Task prompt:
Print every entry, word for word, and skip the images.

Data lines:
╭──
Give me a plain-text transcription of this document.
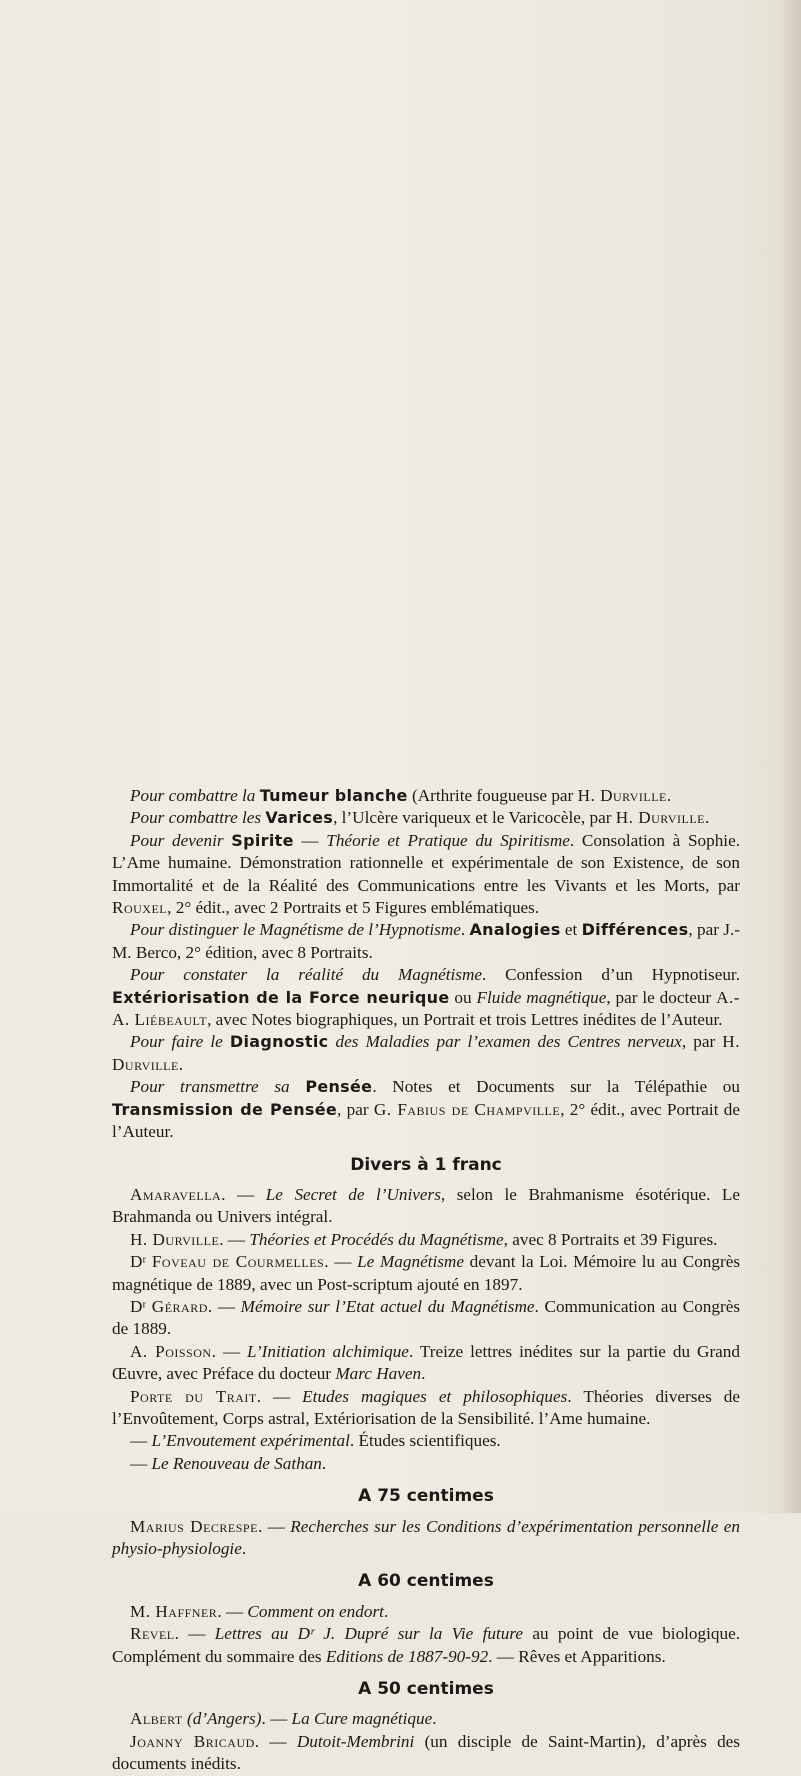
Pour combattre la Tumeur blanche (Arthrite fougueuse par H. Durville.

Pour combattre les Varices, l’Ulcère variqueux et le Varicocèle, par H. Durville.

Pour devenir Spirite — Théorie et Pratique du Spiritisme. Consolation à Sophie. L’Ame humaine. Démonstration rationnelle et expérimentale de son Existence, de son Immortalité et de la Réalité des Communications entre les Vivants et les Morts, par Rouxel, 2° édit., avec 2 Portraits et 5 Figures emblématiques.

Pour distinguer le Magnétisme de l’Hypnotisme. Analogies et Différences, par J.-M. Berco, 2° édition, avec 8 Portraits.

Pour constater la réalité du Magnétisme. Confession d’un Hypnotiseur. Extériorisation de la Force neurique ou Fluide magnétique, par le docteur A.-A. Liébeault, avec Notes biographiques, un Portrait et trois Lettres inédites de l’Auteur.

Pour faire le Diagnostic des Maladies par l’examen des Centres nerveux, par H. Durville.

Pour transmettre sa Pensée. Notes et Documents sur la Télépathie ou Transmission de Pensée, par G. Fabius de Champville, 2° édit., avec Portrait de l’Auteur.

Divers à 1 franc

Amaravella. — Le Secret de l’Univers, selon le Brahmanisme ésotérique. Le Brahmanda ou Univers intégral.

H. Durville. — Théories et Procédés du Magnétisme, avec 8 Portraits et 39 Figures.

Dʳ Foveau de Courmelles. — Le Magnétisme devant la Loi. Mémoire lu au Congrès magnétique de 1889, avec un Post-scriptum ajouté en 1897.

Dʳ Gérard. — Mémoire sur l’Etat actuel du Magnétisme. Communication au Congrès de 1889.

A. Poisson. — L’Initiation alchimique. Treize lettres inédites sur la partie du Grand Œuvre, avec Préface du docteur Marc Haven.

Porte du Trait. — Etudes magiques et philosophiques. Théories diverses de l’Envoûtement, Corps astral, Extériorisation de la Sensibilité. l’Ame humaine.

— L’Envoutement expérimental. Études scientifiques.

— Le Renouveau de Sathan.

A 75 centimes

Marius Decrespe. — Recherches sur les Conditions d’expérimentation personnelle en physio-physiologie.

A 60 centimes

M. Haffner. — Comment on endort.

Revel. — Lettres au Dʳ J. Dupré sur la Vie future au point de vue biologique. Complément du sommaire des Editions de 1887-90-92. — Rêves et Apparitions.

A 50 centimes

Albert (d’Angers). — La Cure magnétique.

Joanny Bricaud. — Dutoit-Membrini (un disciple de Saint-Martin), d’après des documents inédits.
╰──
The output:
Give me a plain-text transcription of this document.
Pour combattre la Tumeur blanche (Arthrite fougueuse par H. Durville.

Pour combattre les Varices, l’Ulcère variqueux et le Varicocèle, par H. Durville.

Pour devenir Spirite — Théorie et Pratique du Spiritisme. Consolation à Sophie. L’Ame humaine. Démonstration rationnelle et expérimentale de son Existence, de son Immortalité et de la Réalité des Communications entre les Vivants et les Morts, par Rouxel, 2° édit., avec 2 Portraits et 5 Figures emblématiques.

Pour distinguer le Magnétisme de l’Hypnotisme. Analogies et Différences, par J.-M. Berco, 2° édition, avec 8 Portraits.

Pour constater la réalité du Magnétisme. Confession d’un Hypnotiseur. Extériorisation de la Force neurique ou Fluide magnétique, par le docteur A.-A. Liébeault, avec Notes biographiques, un Portrait et trois Lettres inédites de l’Auteur.

Pour faire le Diagnostic des Maladies par l’examen des Centres nerveux, par H. Durville.

Pour transmettre sa Pensée. Notes et Documents sur la Télépathie ou Transmission de Pensée, par G. Fabius de Champville, 2° édit., avec Portrait de l’Auteur.

Divers à 1 franc

Amaravella. — Le Secret de l’Univers, selon le Brahmanisme ésotérique. Le Brahmanda ou Univers intégral.

H. Durville. — Théories et Procédés du Magnétisme, avec 8 Portraits et 39 Figures.

Dʳ Foveau de Courmelles. — Le Magnétisme devant la Loi. Mémoire lu au Congrès magnétique de 1889, avec un Post-scriptum ajouté en 1897.

Dʳ Gérard. — Mémoire sur l’Etat actuel du Magnétisme. Communication au Congrès de 1889.

A. Poisson. — L’Initiation alchimique. Treize lettres inédites sur la partie du Grand Œuvre, avec Préface du docteur Marc Haven.

Porte du Trait. — Etudes magiques et philosophiques. Théories diverses de l’Envoûtement, Corps astral, Extériorisation de la Sensibilité. l’Ame humaine.

— L’Envoutement expérimental. Études scientifiques.

— Le Renouveau de Sathan.

A 75 centimes

Marius Decrespe. — Recherches sur les Conditions d’expérimentation personnelle en physio-physiologie.

A 60 centimes

M. Haffner. — Comment on endort.

Revel. — Lettres au Dʳ J. Dupré sur la Vie future au point de vue biologique. Complément du sommaire des Editions de 1887-90-92. — Rêves et Apparitions.

A 50 centimes

Albert (d’Angers). — La Cure magnétique.

Joanny Bricaud. — Dutoit-Membrini (un disciple de Saint-Martin), d’après des documents inédits.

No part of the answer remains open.